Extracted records
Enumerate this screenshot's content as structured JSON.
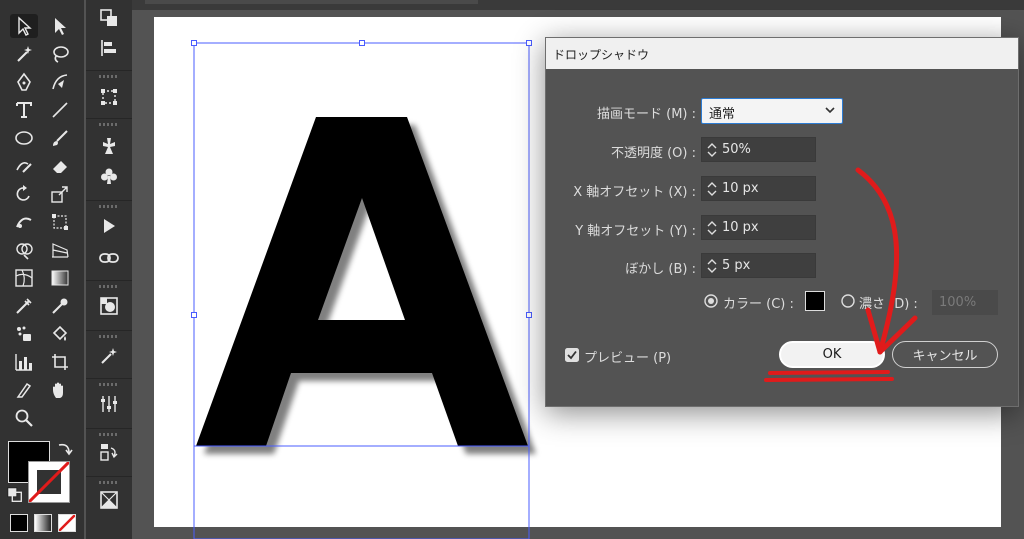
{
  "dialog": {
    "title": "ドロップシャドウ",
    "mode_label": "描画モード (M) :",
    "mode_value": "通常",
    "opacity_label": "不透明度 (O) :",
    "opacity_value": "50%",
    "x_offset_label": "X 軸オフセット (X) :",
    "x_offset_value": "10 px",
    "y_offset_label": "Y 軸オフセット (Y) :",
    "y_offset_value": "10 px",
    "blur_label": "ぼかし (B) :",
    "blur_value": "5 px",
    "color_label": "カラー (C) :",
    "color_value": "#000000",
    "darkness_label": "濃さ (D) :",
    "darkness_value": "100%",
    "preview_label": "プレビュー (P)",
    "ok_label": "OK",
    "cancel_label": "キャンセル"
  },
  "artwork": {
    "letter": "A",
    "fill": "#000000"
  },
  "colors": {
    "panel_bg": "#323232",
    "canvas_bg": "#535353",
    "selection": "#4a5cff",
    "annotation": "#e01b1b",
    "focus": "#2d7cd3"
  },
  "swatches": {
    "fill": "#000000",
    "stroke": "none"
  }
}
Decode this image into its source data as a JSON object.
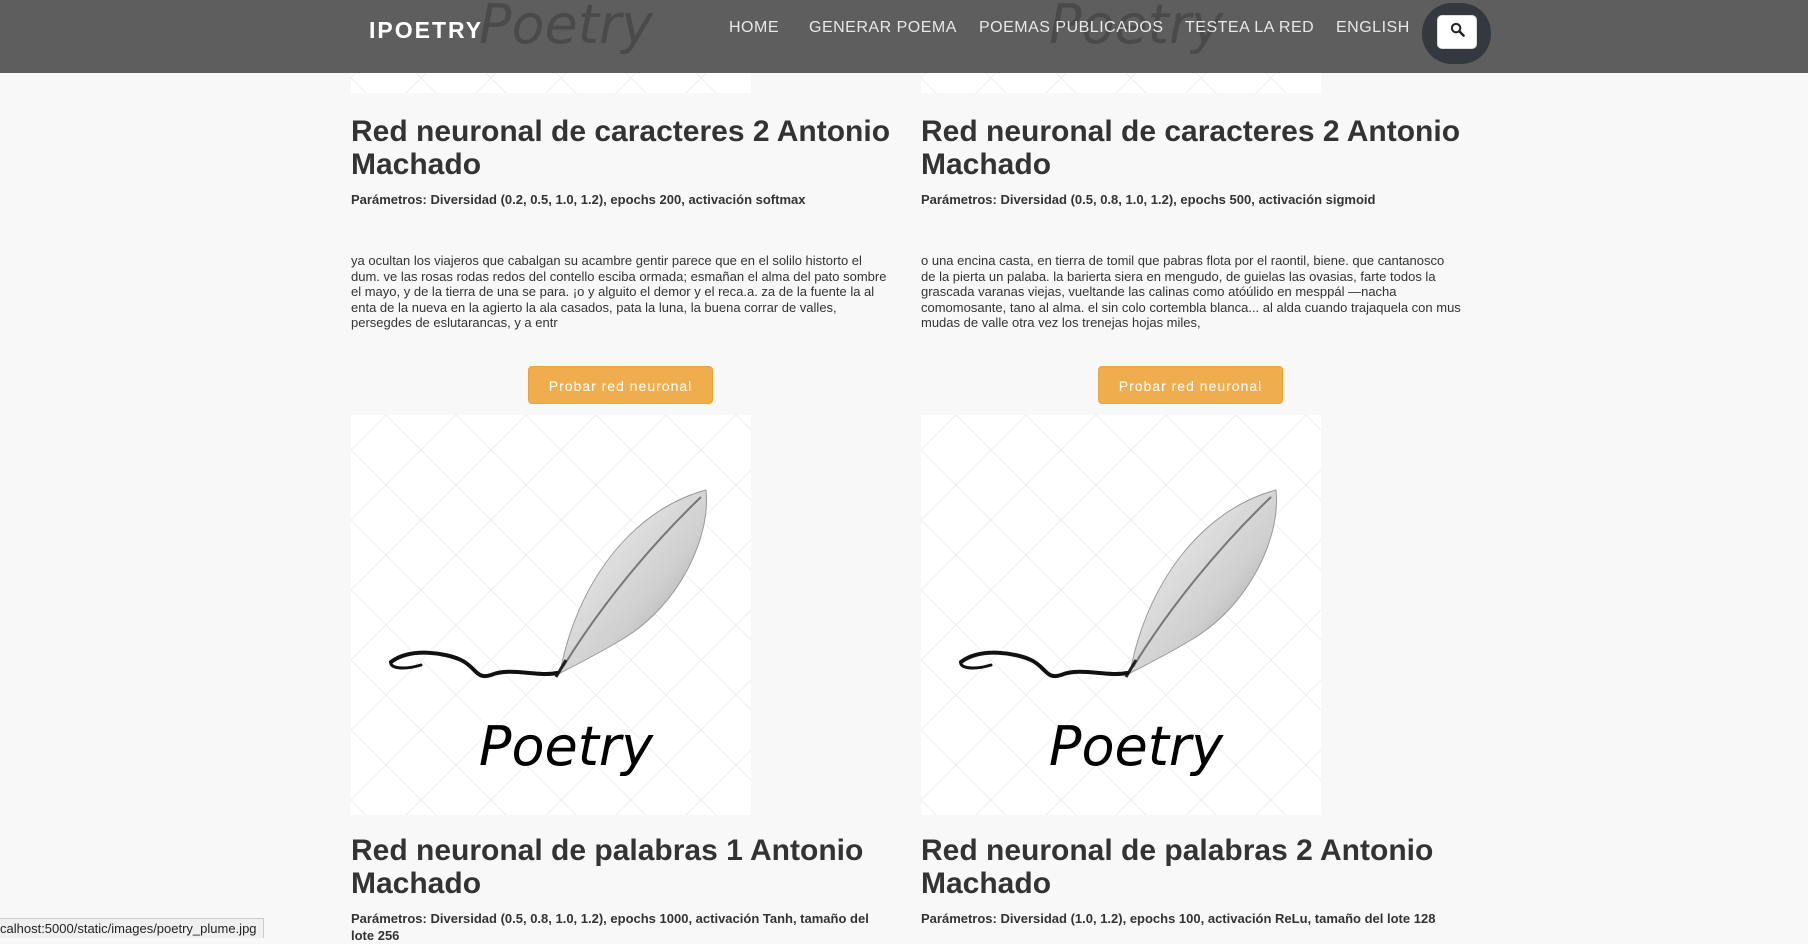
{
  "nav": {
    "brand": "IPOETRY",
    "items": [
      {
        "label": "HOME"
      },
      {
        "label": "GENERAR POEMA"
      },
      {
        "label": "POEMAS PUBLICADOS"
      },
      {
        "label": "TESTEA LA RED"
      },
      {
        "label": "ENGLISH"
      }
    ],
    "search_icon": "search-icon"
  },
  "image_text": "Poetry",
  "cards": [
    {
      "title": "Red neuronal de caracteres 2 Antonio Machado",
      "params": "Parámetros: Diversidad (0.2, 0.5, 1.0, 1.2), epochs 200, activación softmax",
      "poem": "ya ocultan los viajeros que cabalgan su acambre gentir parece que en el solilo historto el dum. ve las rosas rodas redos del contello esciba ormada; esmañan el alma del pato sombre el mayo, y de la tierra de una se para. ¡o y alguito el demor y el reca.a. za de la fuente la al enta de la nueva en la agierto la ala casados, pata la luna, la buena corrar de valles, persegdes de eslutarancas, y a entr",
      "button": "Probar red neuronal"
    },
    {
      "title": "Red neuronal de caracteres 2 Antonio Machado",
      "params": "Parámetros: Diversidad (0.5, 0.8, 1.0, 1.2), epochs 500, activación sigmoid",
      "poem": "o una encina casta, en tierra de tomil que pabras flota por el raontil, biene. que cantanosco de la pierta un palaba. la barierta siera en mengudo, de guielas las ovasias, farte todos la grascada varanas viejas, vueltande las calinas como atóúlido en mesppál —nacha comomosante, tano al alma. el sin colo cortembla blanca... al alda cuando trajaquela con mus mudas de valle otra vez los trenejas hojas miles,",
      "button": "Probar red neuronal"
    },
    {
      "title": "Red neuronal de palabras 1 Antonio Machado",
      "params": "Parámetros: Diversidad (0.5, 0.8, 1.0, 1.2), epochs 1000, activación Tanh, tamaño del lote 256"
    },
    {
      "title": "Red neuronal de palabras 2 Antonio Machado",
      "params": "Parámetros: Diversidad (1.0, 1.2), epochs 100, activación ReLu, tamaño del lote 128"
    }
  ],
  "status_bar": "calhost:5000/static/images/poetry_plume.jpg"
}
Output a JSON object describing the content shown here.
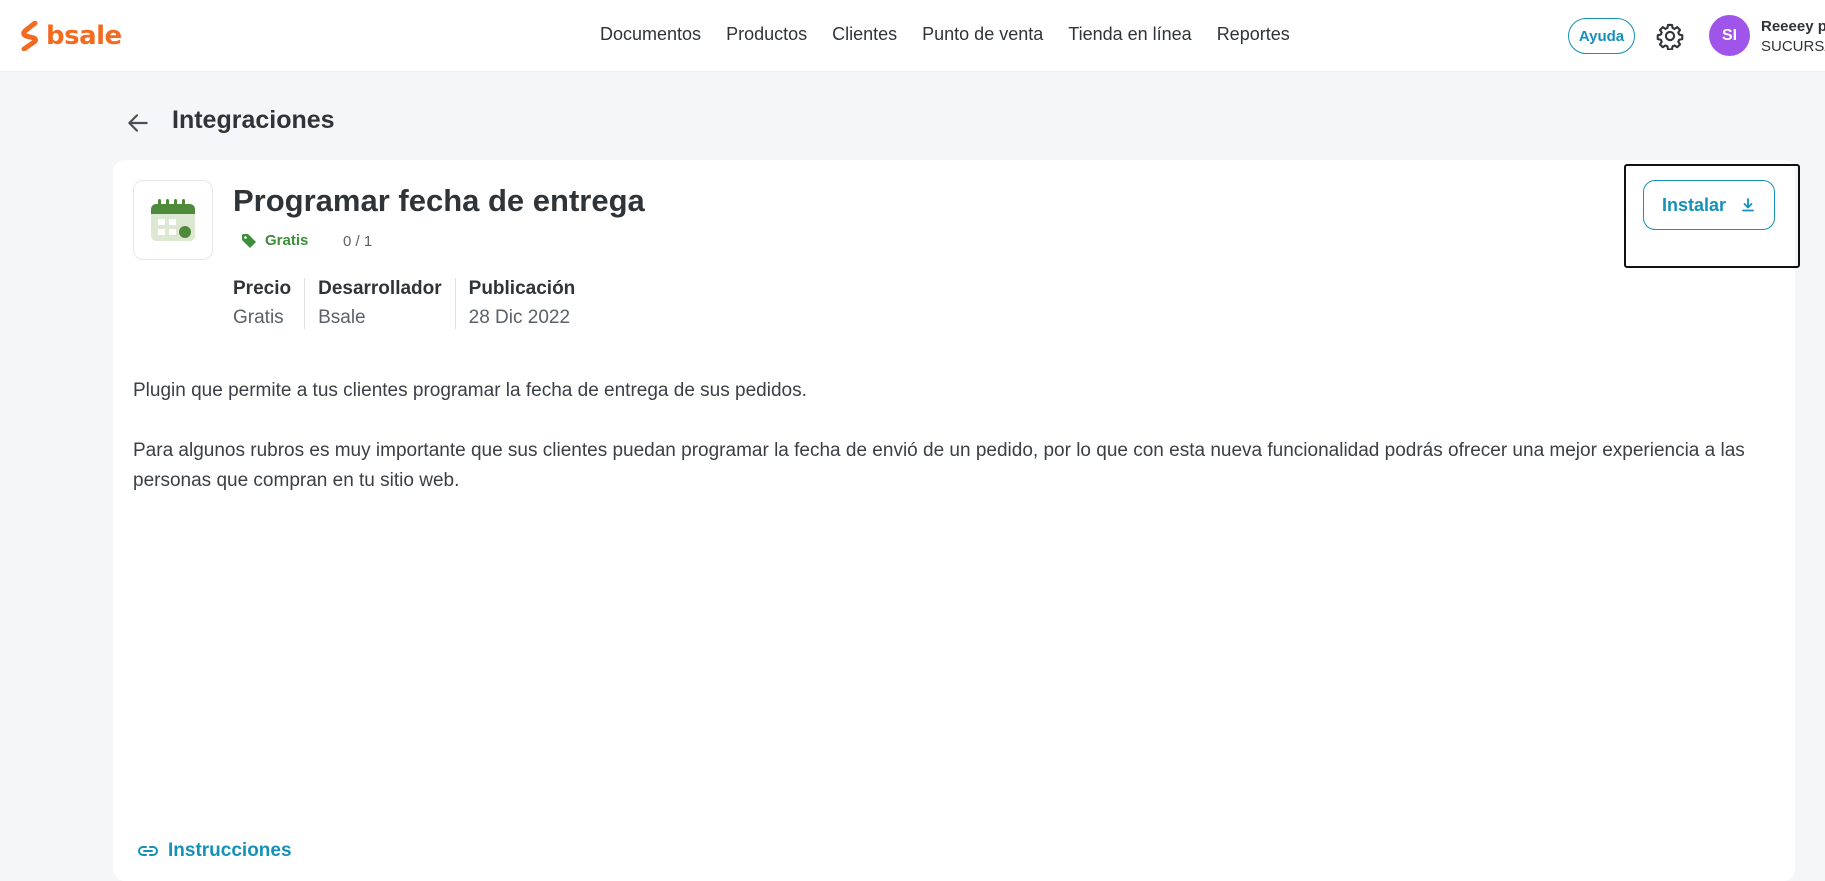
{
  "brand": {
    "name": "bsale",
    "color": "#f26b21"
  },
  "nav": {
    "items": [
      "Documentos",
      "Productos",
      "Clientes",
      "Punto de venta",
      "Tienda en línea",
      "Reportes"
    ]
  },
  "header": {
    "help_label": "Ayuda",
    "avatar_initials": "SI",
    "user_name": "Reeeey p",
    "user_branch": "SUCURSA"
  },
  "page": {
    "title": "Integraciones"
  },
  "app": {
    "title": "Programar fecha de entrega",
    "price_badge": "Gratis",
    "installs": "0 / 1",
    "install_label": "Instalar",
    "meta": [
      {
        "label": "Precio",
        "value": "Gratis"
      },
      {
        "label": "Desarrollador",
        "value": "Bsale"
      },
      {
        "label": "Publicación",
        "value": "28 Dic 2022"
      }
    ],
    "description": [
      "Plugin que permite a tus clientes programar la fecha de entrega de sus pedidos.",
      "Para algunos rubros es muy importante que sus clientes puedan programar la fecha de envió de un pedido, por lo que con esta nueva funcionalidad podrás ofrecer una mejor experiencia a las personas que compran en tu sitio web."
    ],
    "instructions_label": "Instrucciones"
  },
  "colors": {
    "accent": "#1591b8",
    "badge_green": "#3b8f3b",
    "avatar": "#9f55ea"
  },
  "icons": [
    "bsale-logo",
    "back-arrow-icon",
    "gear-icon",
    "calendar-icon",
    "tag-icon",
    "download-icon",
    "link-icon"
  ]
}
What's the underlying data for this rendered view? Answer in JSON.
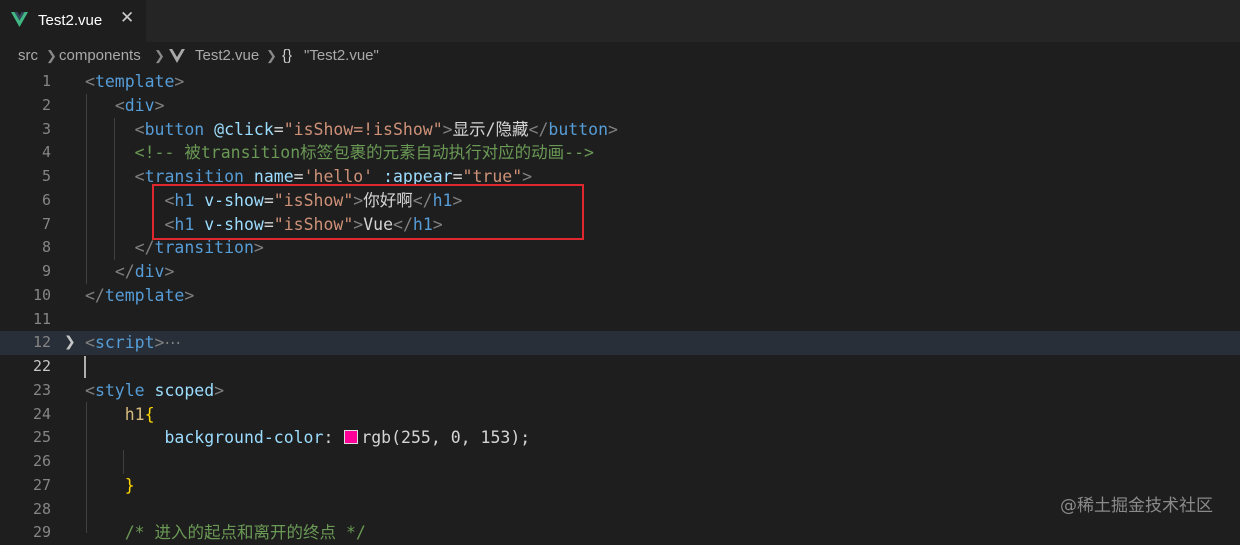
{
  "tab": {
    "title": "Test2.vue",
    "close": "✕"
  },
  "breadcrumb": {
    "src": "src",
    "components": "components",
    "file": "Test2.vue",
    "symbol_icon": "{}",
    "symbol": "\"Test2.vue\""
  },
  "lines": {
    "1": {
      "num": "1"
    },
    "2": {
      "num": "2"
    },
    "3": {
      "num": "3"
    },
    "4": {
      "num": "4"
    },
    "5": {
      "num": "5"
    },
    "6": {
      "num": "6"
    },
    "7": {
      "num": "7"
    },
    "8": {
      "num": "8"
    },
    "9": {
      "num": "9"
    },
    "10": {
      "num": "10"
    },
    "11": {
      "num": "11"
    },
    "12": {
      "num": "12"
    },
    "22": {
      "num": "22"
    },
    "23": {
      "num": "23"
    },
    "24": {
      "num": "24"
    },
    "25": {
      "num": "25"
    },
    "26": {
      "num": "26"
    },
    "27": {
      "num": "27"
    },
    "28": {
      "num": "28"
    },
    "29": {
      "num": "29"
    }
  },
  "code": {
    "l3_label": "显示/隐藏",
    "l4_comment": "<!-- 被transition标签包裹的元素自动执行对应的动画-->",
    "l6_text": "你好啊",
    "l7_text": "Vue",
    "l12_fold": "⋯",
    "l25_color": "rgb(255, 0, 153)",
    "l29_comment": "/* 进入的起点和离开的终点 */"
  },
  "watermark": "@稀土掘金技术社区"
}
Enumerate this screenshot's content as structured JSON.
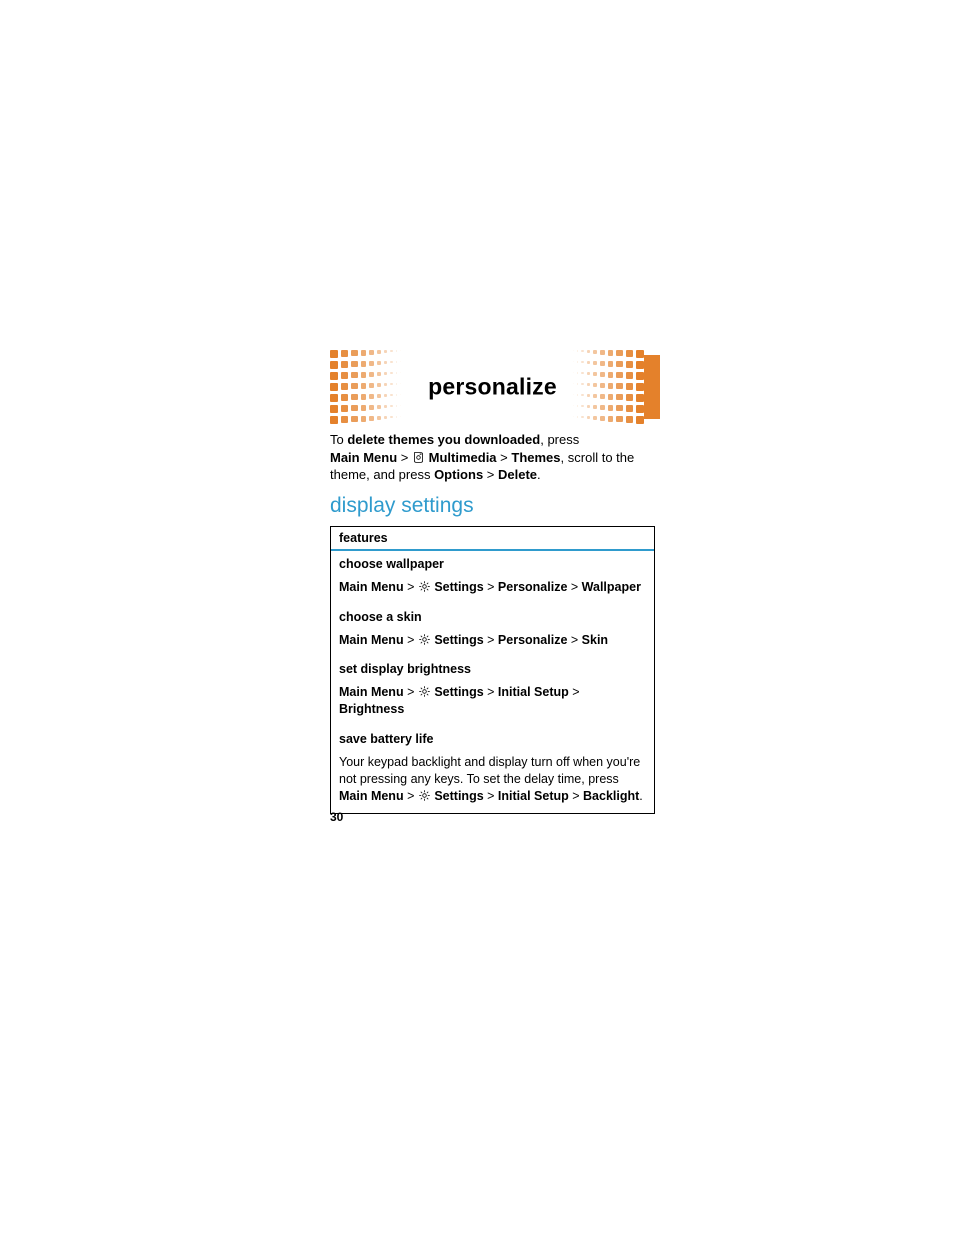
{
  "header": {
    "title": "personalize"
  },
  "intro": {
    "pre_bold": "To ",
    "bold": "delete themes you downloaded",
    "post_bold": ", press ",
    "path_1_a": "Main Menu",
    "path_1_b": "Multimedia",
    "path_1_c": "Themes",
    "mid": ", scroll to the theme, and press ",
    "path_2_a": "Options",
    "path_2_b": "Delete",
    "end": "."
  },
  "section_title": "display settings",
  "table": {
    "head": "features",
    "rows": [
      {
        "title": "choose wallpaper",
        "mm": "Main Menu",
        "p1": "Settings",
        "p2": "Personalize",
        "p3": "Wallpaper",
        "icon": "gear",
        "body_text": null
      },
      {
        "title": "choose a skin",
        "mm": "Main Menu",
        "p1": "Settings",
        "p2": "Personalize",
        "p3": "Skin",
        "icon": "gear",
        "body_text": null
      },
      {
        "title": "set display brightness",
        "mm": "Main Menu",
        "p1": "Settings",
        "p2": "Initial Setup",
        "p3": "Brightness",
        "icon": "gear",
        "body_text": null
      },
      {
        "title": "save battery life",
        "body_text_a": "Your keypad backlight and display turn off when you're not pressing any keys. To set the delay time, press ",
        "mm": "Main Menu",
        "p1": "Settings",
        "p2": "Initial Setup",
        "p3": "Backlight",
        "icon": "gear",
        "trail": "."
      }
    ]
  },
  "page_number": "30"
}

**TASK TO COMPLETE**
Locate the string "JSON" in the listing above and copy every line where it occurs.

**COMPLETED EXERCISE**
Enumerate this screenshot's content as structured JSON.
Decode this image into its source data as a JSON object.
Output a JSON object describing the content shown here.
What's the underlying data for this rendered view? Answer in JSON.
Enumerate this screenshot's content as structured JSON.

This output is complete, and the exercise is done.